What the task requires:
Leave the pictures out, and retype all of the material exactly as written.
+++ Data extract +++
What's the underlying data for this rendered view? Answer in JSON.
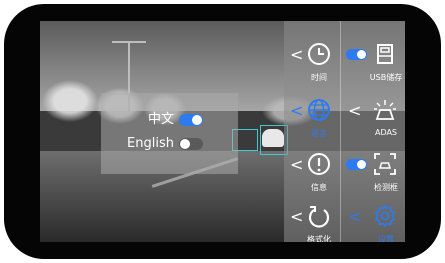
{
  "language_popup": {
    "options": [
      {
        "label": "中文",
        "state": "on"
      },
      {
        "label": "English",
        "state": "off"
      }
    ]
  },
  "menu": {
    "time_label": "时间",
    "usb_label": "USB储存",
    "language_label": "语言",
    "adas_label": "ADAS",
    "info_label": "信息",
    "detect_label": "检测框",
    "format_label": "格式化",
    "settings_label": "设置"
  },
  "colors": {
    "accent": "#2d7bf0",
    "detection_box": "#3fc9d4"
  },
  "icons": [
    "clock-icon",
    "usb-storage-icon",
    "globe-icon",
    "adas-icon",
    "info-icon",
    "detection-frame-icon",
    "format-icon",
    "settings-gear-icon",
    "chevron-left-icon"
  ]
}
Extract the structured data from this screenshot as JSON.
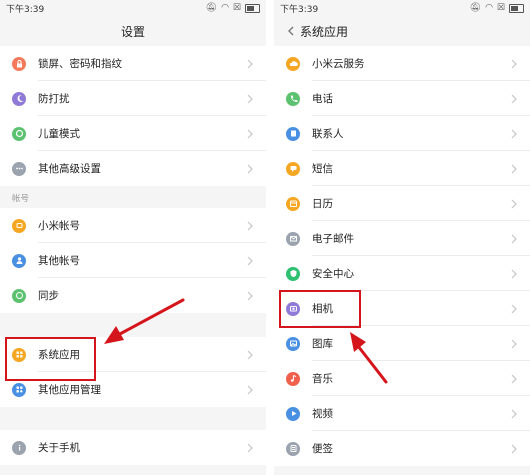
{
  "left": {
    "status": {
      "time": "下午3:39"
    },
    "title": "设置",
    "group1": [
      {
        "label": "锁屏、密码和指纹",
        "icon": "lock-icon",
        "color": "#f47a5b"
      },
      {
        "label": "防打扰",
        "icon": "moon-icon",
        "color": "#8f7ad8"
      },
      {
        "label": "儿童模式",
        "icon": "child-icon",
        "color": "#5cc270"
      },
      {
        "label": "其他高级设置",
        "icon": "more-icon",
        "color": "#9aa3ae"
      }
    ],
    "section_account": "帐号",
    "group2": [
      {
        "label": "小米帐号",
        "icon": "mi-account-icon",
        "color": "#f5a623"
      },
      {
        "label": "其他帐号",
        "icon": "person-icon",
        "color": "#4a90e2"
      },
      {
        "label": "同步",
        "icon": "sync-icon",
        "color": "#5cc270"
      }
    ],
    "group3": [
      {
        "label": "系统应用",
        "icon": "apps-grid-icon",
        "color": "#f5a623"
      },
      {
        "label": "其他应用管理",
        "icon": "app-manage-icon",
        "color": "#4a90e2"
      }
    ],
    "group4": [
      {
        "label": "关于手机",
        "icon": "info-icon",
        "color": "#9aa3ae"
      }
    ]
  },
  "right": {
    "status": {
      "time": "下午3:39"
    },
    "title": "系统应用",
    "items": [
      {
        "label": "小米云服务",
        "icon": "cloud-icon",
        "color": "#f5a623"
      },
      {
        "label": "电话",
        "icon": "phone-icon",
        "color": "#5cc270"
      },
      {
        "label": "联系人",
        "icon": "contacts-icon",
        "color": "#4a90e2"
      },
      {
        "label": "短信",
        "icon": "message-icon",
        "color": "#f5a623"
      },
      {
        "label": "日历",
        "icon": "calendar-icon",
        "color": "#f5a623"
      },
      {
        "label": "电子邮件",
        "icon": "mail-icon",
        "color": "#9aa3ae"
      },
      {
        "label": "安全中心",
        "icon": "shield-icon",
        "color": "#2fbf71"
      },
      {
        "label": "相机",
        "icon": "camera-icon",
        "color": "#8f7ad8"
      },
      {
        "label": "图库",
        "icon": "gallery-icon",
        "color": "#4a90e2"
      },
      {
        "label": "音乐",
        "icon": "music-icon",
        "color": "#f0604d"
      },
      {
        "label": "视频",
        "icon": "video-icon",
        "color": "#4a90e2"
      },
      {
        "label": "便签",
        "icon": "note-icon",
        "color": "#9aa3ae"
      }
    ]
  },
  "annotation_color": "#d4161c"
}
+++
Exercise solution:
What's the underlying data for this rendered view? Answer in JSON.
{
  "language_popup": {
    "options": [
      {
        "label": "中文",
        "state": "on"
      },
      {
        "label": "English",
        "state": "off"
      }
    ]
  },
  "menu": {
    "time_label": "时间",
    "usb_label": "USB储存",
    "language_label": "语言",
    "adas_label": "ADAS",
    "info_label": "信息",
    "detect_label": "检测框",
    "format_label": "格式化",
    "settings_label": "设置"
  },
  "colors": {
    "accent": "#2d7bf0",
    "detection_box": "#3fc9d4"
  },
  "icons": [
    "clock-icon",
    "usb-storage-icon",
    "globe-icon",
    "adas-icon",
    "info-icon",
    "detection-frame-icon",
    "format-icon",
    "settings-gear-icon",
    "chevron-left-icon"
  ]
}
Extract the structured data from this screenshot as JSON.
{
  "left": {
    "status": {
      "time": "下午3:39"
    },
    "title": "设置",
    "group1": [
      {
        "label": "锁屏、密码和指纹",
        "icon": "lock-icon",
        "color": "#f47a5b"
      },
      {
        "label": "防打扰",
        "icon": "moon-icon",
        "color": "#8f7ad8"
      },
      {
        "label": "儿童模式",
        "icon": "child-icon",
        "color": "#5cc270"
      },
      {
        "label": "其他高级设置",
        "icon": "more-icon",
        "color": "#9aa3ae"
      }
    ],
    "section_account": "帐号",
    "group2": [
      {
        "label": "小米帐号",
        "icon": "mi-account-icon",
        "color": "#f5a623"
      },
      {
        "label": "其他帐号",
        "icon": "person-icon",
        "color": "#4a90e2"
      },
      {
        "label": "同步",
        "icon": "sync-icon",
        "color": "#5cc270"
      }
    ],
    "group3": [
      {
        "label": "系统应用",
        "icon": "apps-grid-icon",
        "color": "#f5a623"
      },
      {
        "label": "其他应用管理",
        "icon": "app-manage-icon",
        "color": "#4a90e2"
      }
    ],
    "group4": [
      {
        "label": "关于手机",
        "icon": "info-icon",
        "color": "#9aa3ae"
      }
    ]
  },
  "right": {
    "status": {
      "time": "下午3:39"
    },
    "title": "系统应用",
    "items": [
      {
        "label": "小米云服务",
        "icon": "cloud-icon",
        "color": "#f5a623"
      },
      {
        "label": "电话",
        "icon": "phone-icon",
        "color": "#5cc270"
      },
      {
        "label": "联系人",
        "icon": "contacts-icon",
        "color": "#4a90e2"
      },
      {
        "label": "短信",
        "icon": "message-icon",
        "color": "#f5a623"
      },
      {
        "label": "日历",
        "icon": "calendar-icon",
        "color": "#f5a623"
      },
      {
        "label": "电子邮件",
        "icon": "mail-icon",
        "color": "#9aa3ae"
      },
      {
        "label": "安全中心",
        "icon": "shield-icon",
        "color": "#2fbf71"
      },
      {
        "label": "相机",
        "icon": "camera-icon",
        "color": "#8f7ad8"
      },
      {
        "label": "图库",
        "icon": "gallery-icon",
        "color": "#4a90e2"
      },
      {
        "label": "音乐",
        "icon": "music-icon",
        "color": "#f0604d"
      },
      {
        "label": "视频",
        "icon": "video-icon",
        "color": "#4a90e2"
      },
      {
        "label": "便签",
        "icon": "note-icon",
        "color": "#9aa3ae"
      }
    ]
  },
  "annotation_color": "#d4161c"
}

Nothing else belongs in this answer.